** Work to do **
Output all records precisely as written.

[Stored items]
## begin

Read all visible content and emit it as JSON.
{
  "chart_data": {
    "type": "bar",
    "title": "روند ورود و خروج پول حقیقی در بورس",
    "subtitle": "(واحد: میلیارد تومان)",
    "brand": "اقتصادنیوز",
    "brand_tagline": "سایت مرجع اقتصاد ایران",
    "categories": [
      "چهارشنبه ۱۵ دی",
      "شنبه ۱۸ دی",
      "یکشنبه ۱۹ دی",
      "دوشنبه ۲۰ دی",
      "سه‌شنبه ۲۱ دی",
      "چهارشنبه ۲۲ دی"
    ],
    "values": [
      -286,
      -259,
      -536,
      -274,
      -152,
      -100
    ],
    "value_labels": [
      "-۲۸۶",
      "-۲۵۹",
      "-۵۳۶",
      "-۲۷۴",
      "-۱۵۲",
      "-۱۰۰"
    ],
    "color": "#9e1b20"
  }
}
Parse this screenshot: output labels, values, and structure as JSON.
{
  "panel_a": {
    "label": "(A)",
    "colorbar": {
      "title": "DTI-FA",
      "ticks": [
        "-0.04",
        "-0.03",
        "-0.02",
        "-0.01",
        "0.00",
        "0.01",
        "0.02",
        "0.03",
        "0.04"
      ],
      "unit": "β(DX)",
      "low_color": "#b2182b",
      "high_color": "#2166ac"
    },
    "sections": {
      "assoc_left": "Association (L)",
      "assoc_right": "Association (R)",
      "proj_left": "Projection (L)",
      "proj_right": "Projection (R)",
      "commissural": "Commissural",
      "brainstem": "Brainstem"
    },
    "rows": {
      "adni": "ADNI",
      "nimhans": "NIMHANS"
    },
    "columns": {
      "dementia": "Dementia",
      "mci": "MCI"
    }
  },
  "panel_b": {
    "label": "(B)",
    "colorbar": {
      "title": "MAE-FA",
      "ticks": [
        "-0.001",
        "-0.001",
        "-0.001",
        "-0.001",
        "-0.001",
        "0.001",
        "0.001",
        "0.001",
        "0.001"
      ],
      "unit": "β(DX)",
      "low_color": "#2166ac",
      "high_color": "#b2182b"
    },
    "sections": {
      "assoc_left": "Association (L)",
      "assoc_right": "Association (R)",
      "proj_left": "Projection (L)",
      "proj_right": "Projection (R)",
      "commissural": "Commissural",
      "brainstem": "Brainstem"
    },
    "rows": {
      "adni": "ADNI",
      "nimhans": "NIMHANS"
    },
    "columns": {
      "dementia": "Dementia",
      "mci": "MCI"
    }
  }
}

## end

** Task result **
Read all visible content and emit it as JSON.
{
  "chart_data": {
    "type": "bar",
    "title": "روند ورود و خروج پول حقیقی در بورس",
    "subtitle": "(واحد: میلیارد تومان)",
    "brand": "اقتصادنیوز",
    "brand_tagline": "سایت مرجع اقتصاد ایران",
    "categories": [
      "چهارشنبه ۱۵ دی",
      "شنبه ۱۸ دی",
      "یکشنبه ۱۹ دی",
      "دوشنبه ۲۰ دی",
      "سه‌شنبه ۲۱ دی",
      "چهارشنبه ۲۲ دی"
    ],
    "values": [
      -286,
      -259,
      -536,
      -274,
      -152,
      -100
    ],
    "value_labels": [
      "-۲۸۶",
      "-۲۵۹",
      "-۵۳۶",
      "-۲۷۴",
      "-۱۵۲",
      "-۱۰۰"
    ],
    "color": "#9e1b20"
  }
}
Parse this screenshot: output labels, values, and structure as JSON.
{
  "panel_a": {
    "label": "(A)",
    "colorbar": {
      "title": "DTI-FA",
      "ticks": [
        "-0.04",
        "-0.03",
        "-0.02",
        "-0.01",
        "0.00",
        "0.01",
        "0.02",
        "0.03",
        "0.04"
      ],
      "unit": "β(DX)",
      "low_color": "#b2182b",
      "high_color": "#2166ac"
    },
    "sections": {
      "assoc_left": "Association (L)",
      "assoc_right": "Association (R)",
      "proj_left": "Projection (L)",
      "proj_right": "Projection (R)",
      "commissural": "Commissural",
      "brainstem": "Brainstem"
    },
    "rows": {
      "adni": "ADNI",
      "nimhans": "NIMHANS"
    },
    "columns": {
      "dementia": "Dementia",
      "mci": "MCI"
    }
  },
  "panel_b": {
    "label": "(B)",
    "colorbar": {
      "title": "MAE-FA",
      "ticks": [
        "-0.001",
        "-0.001",
        "-0.001",
        "-0.001",
        "-0.001",
        "0.001",
        "0.001",
        "0.001",
        "0.001"
      ],
      "unit": "β(DX)",
      "low_color": "#2166ac",
      "high_color": "#b2182b"
    },
    "sections": {
      "assoc_left": "Association (L)",
      "assoc_right": "Association (R)",
      "proj_left": "Projection (L)",
      "proj_right": "Projection (R)",
      "commissural": "Commissural",
      "brainstem": "Brainstem"
    },
    "rows": {
      "adni": "ADNI",
      "nimhans": "NIMHANS"
    },
    "columns": {
      "dementia": "Dementia",
      "mci": "MCI"
    }
  }
}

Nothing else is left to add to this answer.